- Given information -

▬▬▬▬▬▬

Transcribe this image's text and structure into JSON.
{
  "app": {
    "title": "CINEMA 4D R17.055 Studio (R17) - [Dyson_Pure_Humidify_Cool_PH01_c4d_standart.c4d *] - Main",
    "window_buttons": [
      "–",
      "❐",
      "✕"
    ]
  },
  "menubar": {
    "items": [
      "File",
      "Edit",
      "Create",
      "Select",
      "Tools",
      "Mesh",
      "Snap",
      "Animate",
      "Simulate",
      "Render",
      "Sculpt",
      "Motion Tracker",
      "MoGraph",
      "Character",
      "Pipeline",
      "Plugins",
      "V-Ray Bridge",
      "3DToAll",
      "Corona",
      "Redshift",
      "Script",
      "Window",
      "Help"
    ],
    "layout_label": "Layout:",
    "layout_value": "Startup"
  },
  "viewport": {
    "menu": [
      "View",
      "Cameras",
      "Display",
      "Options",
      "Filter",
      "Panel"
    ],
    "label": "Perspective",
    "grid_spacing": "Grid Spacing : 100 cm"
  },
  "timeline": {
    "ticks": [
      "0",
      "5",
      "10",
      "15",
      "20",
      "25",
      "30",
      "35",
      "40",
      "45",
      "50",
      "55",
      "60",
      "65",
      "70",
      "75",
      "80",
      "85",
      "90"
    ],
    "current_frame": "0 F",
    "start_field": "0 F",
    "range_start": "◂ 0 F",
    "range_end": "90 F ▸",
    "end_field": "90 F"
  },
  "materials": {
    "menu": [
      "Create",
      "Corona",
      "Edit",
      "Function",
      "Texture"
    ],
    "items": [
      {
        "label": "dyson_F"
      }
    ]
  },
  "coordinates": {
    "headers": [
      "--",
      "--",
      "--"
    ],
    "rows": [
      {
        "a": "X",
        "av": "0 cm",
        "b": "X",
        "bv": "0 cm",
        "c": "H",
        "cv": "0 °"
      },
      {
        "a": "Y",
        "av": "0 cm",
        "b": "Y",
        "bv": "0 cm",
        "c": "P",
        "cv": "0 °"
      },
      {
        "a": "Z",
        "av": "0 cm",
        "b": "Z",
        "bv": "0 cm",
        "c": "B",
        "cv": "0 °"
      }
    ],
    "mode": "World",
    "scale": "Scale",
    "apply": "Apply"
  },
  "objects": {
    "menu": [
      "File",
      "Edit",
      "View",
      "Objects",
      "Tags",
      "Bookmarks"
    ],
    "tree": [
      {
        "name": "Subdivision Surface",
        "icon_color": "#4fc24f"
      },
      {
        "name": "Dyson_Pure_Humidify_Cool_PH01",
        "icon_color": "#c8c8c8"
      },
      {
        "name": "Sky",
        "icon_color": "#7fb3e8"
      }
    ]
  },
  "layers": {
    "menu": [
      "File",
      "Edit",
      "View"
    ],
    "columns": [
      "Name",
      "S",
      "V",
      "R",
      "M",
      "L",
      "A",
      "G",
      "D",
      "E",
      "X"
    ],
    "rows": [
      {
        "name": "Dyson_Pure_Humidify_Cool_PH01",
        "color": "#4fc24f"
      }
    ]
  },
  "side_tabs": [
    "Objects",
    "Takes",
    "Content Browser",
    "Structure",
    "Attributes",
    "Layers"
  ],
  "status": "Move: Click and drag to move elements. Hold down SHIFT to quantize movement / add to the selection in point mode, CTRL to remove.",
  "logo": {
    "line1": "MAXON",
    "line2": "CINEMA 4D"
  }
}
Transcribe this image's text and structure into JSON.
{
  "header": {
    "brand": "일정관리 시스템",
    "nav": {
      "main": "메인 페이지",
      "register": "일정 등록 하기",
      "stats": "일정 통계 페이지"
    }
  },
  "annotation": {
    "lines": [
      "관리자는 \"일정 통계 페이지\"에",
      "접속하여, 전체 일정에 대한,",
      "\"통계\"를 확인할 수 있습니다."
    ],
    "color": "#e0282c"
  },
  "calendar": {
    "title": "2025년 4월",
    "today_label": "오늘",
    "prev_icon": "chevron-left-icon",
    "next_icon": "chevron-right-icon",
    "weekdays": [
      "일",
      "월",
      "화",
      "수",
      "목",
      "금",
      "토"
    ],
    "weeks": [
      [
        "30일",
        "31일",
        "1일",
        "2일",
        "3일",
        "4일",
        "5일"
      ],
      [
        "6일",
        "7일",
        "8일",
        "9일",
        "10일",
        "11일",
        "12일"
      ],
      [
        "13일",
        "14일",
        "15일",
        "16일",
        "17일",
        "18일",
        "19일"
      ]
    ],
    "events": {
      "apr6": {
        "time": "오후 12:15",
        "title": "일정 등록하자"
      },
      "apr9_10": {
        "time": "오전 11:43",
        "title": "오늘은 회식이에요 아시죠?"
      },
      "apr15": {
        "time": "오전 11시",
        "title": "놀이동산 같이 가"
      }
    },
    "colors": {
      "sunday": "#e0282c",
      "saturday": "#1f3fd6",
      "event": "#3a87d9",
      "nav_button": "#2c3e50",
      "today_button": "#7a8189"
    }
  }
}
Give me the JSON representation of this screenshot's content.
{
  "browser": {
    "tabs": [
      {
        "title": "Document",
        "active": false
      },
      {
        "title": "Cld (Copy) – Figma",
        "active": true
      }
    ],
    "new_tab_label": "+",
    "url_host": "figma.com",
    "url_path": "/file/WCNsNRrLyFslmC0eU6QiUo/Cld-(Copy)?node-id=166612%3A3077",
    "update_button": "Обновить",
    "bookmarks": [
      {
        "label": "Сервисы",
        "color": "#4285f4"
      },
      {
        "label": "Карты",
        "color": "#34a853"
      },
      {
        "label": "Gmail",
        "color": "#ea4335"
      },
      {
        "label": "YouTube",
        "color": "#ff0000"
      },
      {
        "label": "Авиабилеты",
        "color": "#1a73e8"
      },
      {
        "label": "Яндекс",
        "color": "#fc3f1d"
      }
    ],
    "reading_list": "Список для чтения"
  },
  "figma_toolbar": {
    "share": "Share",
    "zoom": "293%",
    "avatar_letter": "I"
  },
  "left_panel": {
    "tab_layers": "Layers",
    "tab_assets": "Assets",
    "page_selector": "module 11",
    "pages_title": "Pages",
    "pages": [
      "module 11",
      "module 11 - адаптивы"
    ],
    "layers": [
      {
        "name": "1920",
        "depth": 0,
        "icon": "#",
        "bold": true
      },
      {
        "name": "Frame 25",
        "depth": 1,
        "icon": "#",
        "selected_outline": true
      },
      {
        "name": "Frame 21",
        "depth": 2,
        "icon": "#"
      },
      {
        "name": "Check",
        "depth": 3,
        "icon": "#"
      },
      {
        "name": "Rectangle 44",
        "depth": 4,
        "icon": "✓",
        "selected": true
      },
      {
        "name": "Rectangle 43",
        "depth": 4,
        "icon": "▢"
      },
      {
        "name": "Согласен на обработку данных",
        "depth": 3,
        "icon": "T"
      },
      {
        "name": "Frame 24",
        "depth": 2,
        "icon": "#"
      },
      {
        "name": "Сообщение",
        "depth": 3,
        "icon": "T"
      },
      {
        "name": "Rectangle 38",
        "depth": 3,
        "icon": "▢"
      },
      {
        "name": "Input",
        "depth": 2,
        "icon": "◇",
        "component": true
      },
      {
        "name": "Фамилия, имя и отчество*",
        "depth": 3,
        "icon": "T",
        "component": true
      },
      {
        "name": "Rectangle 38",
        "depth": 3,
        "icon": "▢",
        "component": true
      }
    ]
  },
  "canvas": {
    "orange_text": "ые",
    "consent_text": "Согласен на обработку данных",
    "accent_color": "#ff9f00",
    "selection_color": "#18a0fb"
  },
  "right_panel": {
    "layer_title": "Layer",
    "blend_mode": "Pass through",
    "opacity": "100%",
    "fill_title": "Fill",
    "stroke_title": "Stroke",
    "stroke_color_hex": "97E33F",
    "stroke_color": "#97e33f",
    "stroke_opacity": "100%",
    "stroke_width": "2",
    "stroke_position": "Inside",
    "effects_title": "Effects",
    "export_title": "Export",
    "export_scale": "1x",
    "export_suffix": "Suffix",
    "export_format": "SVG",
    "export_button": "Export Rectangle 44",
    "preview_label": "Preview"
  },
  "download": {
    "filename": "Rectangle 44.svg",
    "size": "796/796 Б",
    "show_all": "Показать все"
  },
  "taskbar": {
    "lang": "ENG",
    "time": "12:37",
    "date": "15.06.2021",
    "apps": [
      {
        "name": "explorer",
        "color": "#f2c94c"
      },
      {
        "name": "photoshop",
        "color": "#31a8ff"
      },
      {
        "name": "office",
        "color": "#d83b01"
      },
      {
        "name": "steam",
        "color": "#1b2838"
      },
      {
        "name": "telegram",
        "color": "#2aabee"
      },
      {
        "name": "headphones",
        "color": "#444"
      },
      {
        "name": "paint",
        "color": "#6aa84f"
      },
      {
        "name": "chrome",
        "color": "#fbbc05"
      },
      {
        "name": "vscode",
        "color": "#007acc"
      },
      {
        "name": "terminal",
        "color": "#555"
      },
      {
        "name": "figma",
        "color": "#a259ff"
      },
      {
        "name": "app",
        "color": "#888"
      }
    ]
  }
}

▬▬▬▬▬▬

Gather each line from the listing above that holds "true".

- Reply to the task -
        "active": true
        "bold": true
        "selected_outline": true
        "selected": true
        "component": true
        "component": true
        "component": true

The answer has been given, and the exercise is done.